>> START Input

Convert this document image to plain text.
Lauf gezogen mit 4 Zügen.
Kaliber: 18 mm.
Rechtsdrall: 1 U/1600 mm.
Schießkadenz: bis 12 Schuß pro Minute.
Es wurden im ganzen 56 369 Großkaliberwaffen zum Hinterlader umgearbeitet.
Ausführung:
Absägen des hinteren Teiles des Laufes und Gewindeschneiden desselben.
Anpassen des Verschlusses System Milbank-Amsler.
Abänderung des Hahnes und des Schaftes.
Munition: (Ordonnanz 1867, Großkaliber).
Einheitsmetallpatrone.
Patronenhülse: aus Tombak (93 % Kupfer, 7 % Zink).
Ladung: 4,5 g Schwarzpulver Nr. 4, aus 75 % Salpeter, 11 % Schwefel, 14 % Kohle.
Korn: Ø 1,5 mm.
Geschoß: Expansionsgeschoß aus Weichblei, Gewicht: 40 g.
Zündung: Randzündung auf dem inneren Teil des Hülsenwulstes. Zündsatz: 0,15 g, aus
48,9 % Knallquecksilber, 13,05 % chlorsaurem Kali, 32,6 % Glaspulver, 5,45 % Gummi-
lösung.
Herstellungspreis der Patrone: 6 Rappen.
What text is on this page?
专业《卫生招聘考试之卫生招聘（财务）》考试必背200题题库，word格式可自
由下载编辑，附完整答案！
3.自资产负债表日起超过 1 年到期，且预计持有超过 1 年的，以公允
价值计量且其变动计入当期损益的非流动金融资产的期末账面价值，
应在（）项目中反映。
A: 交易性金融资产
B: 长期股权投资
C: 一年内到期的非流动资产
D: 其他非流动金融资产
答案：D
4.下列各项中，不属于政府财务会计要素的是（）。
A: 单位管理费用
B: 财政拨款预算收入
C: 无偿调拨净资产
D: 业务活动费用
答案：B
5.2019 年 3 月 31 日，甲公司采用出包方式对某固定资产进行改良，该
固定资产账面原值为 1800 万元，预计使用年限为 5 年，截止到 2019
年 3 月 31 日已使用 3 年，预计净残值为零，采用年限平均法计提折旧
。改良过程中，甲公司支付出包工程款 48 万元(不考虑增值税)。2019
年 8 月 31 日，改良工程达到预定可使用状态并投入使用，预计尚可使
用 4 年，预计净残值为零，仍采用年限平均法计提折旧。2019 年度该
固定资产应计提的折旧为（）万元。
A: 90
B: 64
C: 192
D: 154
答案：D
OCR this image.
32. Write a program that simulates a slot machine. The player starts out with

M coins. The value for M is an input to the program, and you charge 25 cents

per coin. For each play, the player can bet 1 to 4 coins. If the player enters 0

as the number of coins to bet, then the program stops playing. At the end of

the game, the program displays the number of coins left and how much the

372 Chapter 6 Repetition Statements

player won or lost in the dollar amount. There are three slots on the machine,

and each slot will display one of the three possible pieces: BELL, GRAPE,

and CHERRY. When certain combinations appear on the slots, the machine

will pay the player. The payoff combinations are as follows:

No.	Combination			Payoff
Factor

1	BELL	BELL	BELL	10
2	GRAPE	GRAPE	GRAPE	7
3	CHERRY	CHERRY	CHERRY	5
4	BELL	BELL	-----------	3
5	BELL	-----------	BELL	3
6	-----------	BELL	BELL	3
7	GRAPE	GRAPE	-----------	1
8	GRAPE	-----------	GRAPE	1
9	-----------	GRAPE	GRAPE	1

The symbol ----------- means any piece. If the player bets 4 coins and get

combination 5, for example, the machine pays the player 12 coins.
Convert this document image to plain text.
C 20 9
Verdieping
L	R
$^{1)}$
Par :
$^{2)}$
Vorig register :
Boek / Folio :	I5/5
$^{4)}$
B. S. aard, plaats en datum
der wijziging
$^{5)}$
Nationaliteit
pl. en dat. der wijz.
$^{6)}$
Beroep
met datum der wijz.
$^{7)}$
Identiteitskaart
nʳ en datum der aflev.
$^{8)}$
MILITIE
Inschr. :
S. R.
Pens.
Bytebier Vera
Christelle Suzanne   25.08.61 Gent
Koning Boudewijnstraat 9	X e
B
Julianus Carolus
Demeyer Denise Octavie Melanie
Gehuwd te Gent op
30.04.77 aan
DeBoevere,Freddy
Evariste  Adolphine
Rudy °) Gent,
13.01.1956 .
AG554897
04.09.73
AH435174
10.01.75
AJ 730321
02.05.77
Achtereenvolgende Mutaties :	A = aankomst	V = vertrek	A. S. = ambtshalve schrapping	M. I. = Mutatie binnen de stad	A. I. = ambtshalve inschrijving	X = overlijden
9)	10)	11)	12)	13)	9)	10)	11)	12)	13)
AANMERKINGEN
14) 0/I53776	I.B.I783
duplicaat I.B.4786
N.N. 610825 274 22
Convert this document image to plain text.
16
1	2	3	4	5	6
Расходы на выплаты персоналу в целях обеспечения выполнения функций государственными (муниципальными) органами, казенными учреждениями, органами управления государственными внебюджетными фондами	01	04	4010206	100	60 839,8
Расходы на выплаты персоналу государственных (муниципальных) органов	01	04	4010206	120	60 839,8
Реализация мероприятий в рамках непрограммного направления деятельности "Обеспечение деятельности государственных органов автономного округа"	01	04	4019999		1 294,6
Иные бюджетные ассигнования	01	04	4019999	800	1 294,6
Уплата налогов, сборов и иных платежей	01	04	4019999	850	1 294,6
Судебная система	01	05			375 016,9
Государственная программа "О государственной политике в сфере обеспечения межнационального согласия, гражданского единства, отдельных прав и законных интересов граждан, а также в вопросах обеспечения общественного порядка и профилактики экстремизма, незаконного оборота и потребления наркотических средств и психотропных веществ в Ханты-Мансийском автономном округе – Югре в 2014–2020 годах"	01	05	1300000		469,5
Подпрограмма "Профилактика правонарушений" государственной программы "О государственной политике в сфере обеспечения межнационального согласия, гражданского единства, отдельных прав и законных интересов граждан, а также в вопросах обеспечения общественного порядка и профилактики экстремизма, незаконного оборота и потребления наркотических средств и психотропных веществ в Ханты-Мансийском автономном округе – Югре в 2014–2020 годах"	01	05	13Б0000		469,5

>> END Input

Required work
Reply with one number only: the count of lines in the entries that contain "Gent".

Solution to this task
3